» SOURCE MATERIAL:
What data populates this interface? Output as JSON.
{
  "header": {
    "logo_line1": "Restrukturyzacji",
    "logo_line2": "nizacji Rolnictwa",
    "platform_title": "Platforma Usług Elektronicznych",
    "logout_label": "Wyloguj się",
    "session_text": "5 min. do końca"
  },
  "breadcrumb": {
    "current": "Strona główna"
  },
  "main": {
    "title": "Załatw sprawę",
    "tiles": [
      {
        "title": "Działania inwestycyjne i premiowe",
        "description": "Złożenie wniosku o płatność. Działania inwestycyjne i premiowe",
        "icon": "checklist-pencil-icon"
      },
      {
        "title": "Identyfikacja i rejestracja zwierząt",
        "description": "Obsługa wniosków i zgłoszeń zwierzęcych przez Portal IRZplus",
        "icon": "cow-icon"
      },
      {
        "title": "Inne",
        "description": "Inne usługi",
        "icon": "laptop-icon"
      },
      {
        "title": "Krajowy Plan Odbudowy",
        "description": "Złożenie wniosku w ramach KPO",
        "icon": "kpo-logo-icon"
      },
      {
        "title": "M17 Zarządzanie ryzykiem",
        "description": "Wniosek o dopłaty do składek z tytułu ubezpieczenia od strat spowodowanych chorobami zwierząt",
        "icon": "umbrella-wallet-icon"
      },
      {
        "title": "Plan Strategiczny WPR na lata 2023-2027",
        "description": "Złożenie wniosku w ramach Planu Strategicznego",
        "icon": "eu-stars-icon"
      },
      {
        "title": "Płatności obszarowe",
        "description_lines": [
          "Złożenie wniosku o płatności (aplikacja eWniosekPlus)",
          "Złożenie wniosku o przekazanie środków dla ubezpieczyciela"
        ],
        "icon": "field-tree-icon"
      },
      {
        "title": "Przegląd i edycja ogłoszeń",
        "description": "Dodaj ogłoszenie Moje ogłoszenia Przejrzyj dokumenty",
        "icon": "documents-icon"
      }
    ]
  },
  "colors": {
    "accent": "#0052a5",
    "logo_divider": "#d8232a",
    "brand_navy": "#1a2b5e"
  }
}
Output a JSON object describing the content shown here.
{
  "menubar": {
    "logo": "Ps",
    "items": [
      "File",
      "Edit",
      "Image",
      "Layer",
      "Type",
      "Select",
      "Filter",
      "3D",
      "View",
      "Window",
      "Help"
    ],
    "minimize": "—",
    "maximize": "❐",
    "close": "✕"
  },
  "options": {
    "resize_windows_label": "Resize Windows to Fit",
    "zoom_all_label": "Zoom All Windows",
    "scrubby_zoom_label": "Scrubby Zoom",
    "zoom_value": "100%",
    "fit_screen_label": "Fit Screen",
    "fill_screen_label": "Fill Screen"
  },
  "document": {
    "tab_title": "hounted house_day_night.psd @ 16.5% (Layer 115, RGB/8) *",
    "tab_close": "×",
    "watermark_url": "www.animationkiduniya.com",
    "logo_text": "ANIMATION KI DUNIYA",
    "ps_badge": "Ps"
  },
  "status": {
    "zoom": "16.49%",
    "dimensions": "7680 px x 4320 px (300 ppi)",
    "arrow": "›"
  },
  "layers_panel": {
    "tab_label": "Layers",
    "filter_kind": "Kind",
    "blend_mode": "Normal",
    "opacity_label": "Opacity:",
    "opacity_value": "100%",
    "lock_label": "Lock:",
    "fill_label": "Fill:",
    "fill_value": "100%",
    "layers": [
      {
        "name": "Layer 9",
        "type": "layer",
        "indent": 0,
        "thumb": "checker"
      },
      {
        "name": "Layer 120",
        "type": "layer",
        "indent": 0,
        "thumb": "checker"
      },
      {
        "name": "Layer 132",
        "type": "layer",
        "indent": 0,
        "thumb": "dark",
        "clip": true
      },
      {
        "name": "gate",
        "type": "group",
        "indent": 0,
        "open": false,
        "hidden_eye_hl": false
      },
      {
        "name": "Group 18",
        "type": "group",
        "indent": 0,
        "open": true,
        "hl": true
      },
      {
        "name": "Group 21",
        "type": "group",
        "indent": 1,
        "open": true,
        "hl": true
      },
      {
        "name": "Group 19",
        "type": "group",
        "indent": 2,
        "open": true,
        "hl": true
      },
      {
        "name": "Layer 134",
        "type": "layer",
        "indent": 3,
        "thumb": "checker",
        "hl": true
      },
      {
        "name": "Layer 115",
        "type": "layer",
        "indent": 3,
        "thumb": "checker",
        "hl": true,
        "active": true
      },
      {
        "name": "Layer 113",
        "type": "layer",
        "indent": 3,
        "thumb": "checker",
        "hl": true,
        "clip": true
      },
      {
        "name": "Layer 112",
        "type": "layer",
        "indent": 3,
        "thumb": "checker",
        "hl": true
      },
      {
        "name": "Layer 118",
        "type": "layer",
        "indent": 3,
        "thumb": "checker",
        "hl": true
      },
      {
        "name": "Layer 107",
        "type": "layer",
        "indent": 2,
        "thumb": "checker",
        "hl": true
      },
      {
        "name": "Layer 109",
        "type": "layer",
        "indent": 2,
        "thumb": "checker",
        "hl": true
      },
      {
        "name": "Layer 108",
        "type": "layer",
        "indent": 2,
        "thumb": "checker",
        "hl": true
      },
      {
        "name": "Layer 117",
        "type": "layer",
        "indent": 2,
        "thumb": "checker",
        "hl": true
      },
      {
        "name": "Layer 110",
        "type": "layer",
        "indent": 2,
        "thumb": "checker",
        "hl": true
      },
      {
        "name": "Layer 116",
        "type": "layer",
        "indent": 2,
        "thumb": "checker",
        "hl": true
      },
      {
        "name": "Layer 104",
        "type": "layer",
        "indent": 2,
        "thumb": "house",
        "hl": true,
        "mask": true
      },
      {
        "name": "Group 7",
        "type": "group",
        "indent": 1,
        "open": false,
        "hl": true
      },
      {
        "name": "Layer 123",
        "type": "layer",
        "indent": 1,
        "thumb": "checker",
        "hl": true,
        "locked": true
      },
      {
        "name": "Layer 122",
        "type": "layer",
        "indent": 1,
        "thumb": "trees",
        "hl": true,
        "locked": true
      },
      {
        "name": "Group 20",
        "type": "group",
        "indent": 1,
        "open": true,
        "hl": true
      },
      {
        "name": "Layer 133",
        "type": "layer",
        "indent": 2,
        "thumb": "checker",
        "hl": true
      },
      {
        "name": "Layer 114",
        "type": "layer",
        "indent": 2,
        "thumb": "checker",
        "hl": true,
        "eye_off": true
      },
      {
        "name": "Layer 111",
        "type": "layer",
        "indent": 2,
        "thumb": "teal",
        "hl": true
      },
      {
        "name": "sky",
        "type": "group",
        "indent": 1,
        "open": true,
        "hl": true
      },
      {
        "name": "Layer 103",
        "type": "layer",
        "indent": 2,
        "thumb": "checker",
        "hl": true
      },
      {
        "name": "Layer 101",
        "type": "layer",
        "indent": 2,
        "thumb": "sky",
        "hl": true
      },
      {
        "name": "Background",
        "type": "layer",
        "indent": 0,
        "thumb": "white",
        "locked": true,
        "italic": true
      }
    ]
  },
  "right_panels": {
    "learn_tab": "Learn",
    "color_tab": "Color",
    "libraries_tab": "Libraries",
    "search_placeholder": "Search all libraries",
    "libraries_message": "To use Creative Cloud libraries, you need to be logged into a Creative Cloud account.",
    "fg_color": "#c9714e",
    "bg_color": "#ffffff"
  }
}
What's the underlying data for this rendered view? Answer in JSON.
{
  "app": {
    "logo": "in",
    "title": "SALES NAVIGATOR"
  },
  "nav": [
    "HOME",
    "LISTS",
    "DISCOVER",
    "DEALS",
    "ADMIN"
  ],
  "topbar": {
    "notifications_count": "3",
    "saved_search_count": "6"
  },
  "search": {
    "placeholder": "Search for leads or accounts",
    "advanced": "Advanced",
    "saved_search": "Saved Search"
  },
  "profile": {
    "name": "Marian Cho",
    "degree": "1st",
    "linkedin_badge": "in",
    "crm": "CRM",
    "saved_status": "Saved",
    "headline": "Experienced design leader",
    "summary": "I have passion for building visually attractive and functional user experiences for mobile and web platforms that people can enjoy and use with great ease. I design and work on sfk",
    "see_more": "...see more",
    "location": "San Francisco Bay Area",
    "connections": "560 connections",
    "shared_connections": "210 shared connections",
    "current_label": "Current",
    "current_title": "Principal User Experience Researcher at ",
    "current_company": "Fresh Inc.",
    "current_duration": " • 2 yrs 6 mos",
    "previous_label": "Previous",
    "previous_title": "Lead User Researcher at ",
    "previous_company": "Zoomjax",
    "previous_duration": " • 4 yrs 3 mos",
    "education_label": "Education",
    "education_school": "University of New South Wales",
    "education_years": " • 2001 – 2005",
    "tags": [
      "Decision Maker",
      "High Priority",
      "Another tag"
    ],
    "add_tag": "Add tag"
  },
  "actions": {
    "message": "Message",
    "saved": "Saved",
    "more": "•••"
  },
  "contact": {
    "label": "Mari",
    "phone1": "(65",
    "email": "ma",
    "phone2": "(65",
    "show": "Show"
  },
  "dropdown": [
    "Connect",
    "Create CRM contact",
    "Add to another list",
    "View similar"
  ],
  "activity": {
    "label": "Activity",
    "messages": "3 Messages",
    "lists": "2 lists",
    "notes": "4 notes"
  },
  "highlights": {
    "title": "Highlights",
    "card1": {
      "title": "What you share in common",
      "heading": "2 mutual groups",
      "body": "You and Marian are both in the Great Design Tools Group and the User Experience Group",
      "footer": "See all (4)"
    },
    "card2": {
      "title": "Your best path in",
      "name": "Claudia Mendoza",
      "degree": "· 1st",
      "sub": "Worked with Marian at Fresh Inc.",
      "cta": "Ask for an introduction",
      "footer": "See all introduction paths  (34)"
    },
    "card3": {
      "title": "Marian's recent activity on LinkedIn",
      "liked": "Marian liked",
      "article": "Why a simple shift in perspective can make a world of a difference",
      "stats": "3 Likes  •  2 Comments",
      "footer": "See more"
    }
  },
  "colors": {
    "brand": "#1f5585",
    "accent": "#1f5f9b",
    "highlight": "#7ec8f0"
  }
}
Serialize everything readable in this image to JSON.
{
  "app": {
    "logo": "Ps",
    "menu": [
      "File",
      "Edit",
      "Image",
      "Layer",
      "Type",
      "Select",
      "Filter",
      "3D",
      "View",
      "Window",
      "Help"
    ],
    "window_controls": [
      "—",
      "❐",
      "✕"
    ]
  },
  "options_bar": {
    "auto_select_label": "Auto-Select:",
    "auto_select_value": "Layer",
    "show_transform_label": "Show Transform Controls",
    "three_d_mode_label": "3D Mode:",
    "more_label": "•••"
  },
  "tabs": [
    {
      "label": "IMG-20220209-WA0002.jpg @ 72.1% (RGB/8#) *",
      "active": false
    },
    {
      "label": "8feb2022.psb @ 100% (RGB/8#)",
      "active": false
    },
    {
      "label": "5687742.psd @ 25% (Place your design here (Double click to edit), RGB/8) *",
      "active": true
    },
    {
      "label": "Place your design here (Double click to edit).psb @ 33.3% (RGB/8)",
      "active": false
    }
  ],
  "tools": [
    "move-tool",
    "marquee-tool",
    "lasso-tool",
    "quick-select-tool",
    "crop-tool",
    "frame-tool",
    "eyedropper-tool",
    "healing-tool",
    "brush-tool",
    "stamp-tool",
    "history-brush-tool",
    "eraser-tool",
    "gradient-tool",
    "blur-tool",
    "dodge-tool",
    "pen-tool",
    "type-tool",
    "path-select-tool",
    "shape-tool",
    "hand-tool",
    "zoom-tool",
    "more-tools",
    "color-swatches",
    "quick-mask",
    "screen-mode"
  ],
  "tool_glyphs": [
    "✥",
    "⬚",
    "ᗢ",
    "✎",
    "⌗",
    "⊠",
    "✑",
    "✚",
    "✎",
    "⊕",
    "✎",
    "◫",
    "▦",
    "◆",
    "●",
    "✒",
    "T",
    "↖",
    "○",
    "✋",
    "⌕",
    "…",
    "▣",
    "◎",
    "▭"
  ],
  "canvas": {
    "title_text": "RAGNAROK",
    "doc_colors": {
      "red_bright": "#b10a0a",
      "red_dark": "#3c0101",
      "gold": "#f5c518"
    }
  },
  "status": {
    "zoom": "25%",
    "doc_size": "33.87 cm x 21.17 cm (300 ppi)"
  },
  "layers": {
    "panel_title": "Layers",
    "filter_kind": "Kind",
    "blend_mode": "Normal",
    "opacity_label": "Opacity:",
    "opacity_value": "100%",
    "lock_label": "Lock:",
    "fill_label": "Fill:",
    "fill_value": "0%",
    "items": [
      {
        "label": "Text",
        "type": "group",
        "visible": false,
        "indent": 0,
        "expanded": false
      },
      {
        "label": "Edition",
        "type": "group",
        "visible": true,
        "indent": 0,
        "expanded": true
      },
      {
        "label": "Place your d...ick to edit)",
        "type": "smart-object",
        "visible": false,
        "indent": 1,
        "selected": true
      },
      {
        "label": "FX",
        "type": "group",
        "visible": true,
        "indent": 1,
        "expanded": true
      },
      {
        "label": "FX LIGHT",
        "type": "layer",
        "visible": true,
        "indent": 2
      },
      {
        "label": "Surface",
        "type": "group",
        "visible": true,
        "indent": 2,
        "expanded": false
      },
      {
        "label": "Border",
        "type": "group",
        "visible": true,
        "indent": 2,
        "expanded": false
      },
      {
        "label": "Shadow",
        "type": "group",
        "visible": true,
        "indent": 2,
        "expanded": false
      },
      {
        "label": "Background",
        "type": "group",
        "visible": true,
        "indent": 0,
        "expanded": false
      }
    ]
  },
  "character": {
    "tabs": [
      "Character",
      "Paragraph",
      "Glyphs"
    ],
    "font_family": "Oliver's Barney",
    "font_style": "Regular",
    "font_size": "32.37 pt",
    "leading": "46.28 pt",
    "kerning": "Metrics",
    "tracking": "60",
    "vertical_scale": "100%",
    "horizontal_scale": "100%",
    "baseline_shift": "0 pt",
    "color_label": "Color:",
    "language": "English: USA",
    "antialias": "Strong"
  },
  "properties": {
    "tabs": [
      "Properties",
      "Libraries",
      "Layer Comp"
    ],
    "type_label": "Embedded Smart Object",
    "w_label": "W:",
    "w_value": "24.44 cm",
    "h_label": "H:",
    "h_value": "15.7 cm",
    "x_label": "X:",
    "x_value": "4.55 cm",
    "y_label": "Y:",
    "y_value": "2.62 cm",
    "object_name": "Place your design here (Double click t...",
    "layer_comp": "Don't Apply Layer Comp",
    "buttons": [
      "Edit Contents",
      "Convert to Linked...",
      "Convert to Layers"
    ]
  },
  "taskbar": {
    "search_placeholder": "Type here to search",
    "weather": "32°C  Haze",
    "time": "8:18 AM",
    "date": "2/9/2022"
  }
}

» STATED EXERCISE: Select, from the listing, all lines that include the word "here".

» TASK ANSWER:
Output a JSON object describing the content shown here.
      "label": "5687742.psd @ 25% (Place your design here (Double click to edit), RGB/8) *",
      "label": "Place your design here (Double click to edit).psb @ 33.3% (RGB/8)",
    "object_name": "Place your design here (Double click t...",
    "search_placeholder": "Type here to search",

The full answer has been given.